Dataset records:
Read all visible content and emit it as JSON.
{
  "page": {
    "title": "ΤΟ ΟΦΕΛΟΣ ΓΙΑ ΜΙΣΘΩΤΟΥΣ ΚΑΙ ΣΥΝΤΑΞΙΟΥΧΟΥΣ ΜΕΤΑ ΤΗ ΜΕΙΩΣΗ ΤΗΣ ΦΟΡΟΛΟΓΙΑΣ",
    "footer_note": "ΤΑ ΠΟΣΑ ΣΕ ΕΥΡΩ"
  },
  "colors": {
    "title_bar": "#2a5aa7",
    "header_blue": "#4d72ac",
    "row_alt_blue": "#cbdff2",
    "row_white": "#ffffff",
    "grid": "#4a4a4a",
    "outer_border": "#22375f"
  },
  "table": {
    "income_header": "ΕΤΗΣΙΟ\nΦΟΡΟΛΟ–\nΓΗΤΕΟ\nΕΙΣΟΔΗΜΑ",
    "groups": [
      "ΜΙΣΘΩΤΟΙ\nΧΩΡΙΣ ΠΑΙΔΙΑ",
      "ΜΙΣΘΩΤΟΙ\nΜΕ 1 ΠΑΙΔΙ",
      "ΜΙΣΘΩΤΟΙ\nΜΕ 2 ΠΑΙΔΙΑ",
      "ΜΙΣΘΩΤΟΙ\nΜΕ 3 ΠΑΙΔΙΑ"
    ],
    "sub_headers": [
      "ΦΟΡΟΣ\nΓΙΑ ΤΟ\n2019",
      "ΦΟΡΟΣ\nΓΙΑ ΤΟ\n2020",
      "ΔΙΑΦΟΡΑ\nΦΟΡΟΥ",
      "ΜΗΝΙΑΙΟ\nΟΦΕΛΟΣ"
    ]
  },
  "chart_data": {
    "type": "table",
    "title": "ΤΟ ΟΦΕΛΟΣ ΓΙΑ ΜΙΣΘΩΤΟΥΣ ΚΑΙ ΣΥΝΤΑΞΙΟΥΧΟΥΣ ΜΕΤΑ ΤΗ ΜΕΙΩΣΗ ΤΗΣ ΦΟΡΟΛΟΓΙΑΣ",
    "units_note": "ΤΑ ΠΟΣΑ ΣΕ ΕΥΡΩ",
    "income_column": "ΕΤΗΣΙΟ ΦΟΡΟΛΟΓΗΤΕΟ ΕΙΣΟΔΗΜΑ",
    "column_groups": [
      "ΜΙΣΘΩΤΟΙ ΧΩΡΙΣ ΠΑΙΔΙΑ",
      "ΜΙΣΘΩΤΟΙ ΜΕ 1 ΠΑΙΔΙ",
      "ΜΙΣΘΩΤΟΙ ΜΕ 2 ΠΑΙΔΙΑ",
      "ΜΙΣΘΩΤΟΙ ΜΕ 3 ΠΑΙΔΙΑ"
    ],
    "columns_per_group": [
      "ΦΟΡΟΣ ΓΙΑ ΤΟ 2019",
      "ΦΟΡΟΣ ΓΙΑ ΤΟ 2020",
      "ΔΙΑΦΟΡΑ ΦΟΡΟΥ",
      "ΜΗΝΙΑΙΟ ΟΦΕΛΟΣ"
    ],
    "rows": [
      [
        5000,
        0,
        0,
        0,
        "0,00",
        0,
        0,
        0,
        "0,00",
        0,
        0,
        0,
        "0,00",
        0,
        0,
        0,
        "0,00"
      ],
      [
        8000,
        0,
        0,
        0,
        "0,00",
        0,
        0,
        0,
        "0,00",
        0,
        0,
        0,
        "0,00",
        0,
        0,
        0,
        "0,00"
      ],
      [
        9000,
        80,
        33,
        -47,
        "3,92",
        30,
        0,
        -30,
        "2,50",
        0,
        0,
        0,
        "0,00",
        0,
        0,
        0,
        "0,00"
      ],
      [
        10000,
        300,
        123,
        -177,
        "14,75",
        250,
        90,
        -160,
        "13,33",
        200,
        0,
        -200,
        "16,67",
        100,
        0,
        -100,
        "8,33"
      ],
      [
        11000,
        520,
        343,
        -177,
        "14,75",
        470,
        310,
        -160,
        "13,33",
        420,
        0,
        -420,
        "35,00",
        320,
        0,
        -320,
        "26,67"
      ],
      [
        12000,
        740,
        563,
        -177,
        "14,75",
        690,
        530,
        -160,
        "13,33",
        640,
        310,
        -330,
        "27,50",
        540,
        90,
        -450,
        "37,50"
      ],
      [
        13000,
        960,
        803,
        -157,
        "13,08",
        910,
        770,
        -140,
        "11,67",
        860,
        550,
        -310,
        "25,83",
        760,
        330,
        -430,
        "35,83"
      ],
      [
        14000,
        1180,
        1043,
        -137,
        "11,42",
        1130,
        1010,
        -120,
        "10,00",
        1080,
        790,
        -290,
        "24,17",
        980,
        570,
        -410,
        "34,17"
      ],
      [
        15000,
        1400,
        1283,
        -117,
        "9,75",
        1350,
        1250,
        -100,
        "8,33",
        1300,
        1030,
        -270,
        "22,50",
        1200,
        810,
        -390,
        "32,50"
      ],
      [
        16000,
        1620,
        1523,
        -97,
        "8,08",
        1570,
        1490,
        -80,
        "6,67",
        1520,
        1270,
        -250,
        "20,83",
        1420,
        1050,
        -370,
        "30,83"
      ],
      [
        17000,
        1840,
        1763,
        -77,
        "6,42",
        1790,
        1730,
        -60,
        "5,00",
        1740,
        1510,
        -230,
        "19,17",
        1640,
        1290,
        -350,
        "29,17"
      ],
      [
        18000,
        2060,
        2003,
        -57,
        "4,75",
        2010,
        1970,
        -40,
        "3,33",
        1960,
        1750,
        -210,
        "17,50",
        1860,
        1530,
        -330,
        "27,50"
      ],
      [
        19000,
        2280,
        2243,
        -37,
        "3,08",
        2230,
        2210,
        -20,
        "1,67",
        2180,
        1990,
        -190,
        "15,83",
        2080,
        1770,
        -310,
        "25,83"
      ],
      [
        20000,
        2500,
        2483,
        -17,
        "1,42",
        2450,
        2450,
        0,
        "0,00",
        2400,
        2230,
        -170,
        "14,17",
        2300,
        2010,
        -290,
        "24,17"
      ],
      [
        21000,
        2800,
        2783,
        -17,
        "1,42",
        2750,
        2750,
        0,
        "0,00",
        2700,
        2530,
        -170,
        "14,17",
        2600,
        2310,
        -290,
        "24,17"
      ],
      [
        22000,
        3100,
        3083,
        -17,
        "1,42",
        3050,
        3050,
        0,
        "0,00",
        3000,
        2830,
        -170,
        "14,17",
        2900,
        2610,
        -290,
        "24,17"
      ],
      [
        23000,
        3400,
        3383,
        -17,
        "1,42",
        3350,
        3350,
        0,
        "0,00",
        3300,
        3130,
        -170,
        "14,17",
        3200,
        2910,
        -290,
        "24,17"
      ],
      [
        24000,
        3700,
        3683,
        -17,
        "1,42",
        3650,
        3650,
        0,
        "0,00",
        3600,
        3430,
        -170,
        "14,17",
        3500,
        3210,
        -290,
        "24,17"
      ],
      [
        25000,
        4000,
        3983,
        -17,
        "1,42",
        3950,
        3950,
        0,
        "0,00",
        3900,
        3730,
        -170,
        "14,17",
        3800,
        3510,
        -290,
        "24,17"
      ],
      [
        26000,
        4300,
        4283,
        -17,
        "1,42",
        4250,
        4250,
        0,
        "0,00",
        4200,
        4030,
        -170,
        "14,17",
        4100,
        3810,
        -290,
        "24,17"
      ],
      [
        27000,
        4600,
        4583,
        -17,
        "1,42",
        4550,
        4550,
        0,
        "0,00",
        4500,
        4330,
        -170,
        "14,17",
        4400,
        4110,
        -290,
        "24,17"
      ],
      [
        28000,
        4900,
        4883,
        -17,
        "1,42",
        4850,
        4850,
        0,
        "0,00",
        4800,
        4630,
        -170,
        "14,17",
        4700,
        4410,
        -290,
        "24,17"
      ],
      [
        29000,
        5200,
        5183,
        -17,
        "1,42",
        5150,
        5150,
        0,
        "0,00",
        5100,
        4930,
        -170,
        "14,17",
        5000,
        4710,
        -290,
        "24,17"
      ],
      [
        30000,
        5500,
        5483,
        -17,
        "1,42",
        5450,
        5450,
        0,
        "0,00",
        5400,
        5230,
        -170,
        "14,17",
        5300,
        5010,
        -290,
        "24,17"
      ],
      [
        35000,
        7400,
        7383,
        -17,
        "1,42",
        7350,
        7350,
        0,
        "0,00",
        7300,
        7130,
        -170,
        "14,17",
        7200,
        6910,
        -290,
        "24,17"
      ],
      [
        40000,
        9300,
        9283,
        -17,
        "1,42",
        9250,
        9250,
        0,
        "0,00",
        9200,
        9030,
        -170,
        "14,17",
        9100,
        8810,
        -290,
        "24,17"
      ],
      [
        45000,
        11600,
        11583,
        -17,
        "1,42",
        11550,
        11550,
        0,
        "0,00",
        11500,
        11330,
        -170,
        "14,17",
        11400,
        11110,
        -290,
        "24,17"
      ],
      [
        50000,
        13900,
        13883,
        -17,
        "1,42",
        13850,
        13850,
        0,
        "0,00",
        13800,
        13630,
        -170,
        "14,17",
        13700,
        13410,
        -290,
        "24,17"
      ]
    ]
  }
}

Aim of the task: Which lines in the records above contain the string "ΕΥΡΩ"? Copy each one.

Task answer:
    "footer_note": "ΤΑ ΠΟΣΑ ΣΕ ΕΥΡΩ"
    "units_note": "ΤΑ ΠΟΣΑ ΣΕ ΕΥΡΩ",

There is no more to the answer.